▸ **Data supplied**
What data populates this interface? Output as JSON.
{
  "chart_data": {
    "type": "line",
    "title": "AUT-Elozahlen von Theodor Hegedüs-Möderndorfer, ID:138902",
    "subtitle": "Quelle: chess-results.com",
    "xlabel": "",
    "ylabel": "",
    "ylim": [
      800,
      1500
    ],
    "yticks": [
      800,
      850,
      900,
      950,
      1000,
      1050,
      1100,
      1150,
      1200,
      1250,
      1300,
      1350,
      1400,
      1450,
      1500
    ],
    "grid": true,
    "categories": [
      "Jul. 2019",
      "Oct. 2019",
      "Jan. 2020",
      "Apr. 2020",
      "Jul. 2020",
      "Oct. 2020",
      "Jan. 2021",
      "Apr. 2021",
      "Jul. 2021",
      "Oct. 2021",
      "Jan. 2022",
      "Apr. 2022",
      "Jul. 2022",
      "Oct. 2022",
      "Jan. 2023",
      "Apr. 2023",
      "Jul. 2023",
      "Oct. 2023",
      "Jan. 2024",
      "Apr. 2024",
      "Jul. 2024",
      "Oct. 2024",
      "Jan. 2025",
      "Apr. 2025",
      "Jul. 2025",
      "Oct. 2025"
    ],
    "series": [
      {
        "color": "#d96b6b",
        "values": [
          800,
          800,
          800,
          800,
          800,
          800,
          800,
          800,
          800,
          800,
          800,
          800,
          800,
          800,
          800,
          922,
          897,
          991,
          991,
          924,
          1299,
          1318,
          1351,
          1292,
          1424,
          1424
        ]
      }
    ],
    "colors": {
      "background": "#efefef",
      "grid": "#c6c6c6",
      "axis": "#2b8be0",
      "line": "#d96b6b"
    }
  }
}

▸ **Problem to solve**
Extract the data exactly as given.

▸ **Answer to the exercise**
What data populates this interface? Output as JSON.
{
  "chart_data": {
    "type": "line",
    "title": "AUT-Elozahlen von Theodor Hegedüs-Möderndorfer, ID:138902",
    "subtitle": "Quelle: chess-results.com",
    "xlabel": "",
    "ylabel": "",
    "ylim": [
      800,
      1500
    ],
    "yticks": [
      800,
      850,
      900,
      950,
      1000,
      1050,
      1100,
      1150,
      1200,
      1250,
      1300,
      1350,
      1400,
      1450,
      1500
    ],
    "grid": true,
    "categories": [
      "Jul. 2019",
      "Oct. 2019",
      "Jan. 2020",
      "Apr. 2020",
      "Jul. 2020",
      "Oct. 2020",
      "Jan. 2021",
      "Apr. 2021",
      "Jul. 2021",
      "Oct. 2021",
      "Jan. 2022",
      "Apr. 2022",
      "Jul. 2022",
      "Oct. 2022",
      "Jan. 2023",
      "Apr. 2023",
      "Jul. 2023",
      "Oct. 2023",
      "Jan. 2024",
      "Apr. 2024",
      "Jul. 2024",
      "Oct. 2024",
      "Jan. 2025",
      "Apr. 2025",
      "Jul. 2025",
      "Oct. 2025"
    ],
    "series": [
      {
        "color": "#d96b6b",
        "values": [
          800,
          800,
          800,
          800,
          800,
          800,
          800,
          800,
          800,
          800,
          800,
          800,
          800,
          800,
          800,
          922,
          897,
          991,
          991,
          924,
          1299,
          1318,
          1351,
          1292,
          1424,
          1424
        ]
      }
    ],
    "colors": {
      "background": "#efefef",
      "grid": "#c6c6c6",
      "axis": "#2b8be0",
      "line": "#d96b6b"
    }
  }
}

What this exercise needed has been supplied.